# DATA IN THIS EXERCISE:
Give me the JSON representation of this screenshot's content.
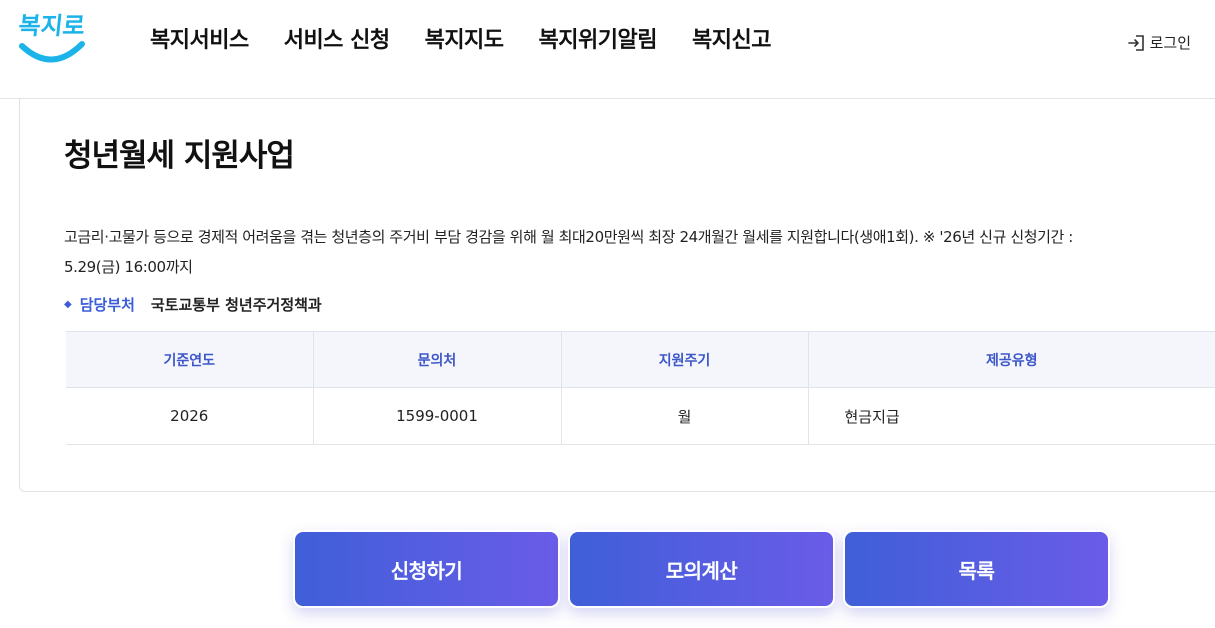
{
  "header": {
    "logo_text": "복지로",
    "nav": [
      "복지서비스",
      "서비스 신청",
      "복지지도",
      "복지위기알림",
      "복지신고"
    ],
    "login_label": "로그인"
  },
  "service": {
    "title": "청년월세 지원사업",
    "description_line1": "고금리·고물가 등으로 경제적 어려움을 겪는 청년층의 주거비 부담 경감을 위해 월 최대20만원씩 최장 24개월간 월세를 지원합니다(생애1회). ※ '26년 신규 신청기간 :",
    "description_line2": "5.29(금) 16:00까지",
    "dept_label": "담당부처",
    "dept_value": "국토교통부 청년주거정책과"
  },
  "table": {
    "headers": [
      "기준연도",
      "문의처",
      "지원주기",
      "제공유형"
    ],
    "row": [
      "2026",
      "1599-0001",
      "월",
      "현금지급"
    ]
  },
  "buttons": {
    "apply": "신청하기",
    "simulate": "모의계산",
    "list": "목록"
  },
  "colors": {
    "accent": "#3d56c9",
    "button_gradient_start": "#3f5fd8",
    "button_gradient_end": "#6a5ce8",
    "logo": "#1bb3e8"
  }
}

# WHAT THE TASK ASKS:
Reproduce all the entries that precede this task, word for word, minus any pictures.

# SOLUTION TO THIS PROBLEM:
Give me the JSON representation of this screenshot's content.
{
  "header": {
    "logo_text": "복지로",
    "nav": [
      "복지서비스",
      "서비스 신청",
      "복지지도",
      "복지위기알림",
      "복지신고"
    ],
    "login_label": "로그인"
  },
  "service": {
    "title": "청년월세 지원사업",
    "description_line1": "고금리·고물가 등으로 경제적 어려움을 겪는 청년층의 주거비 부담 경감을 위해 월 최대20만원씩 최장 24개월간 월세를 지원합니다(생애1회). ※ '26년 신규 신청기간 :",
    "description_line2": "5.29(금) 16:00까지",
    "dept_label": "담당부처",
    "dept_value": "국토교통부 청년주거정책과"
  },
  "table": {
    "headers": [
      "기준연도",
      "문의처",
      "지원주기",
      "제공유형"
    ],
    "row": [
      "2026",
      "1599-0001",
      "월",
      "현금지급"
    ]
  },
  "buttons": {
    "apply": "신청하기",
    "simulate": "모의계산",
    "list": "목록"
  },
  "colors": {
    "accent": "#3d56c9",
    "button_gradient_start": "#3f5fd8",
    "button_gradient_end": "#6a5ce8",
    "logo": "#1bb3e8"
  }
}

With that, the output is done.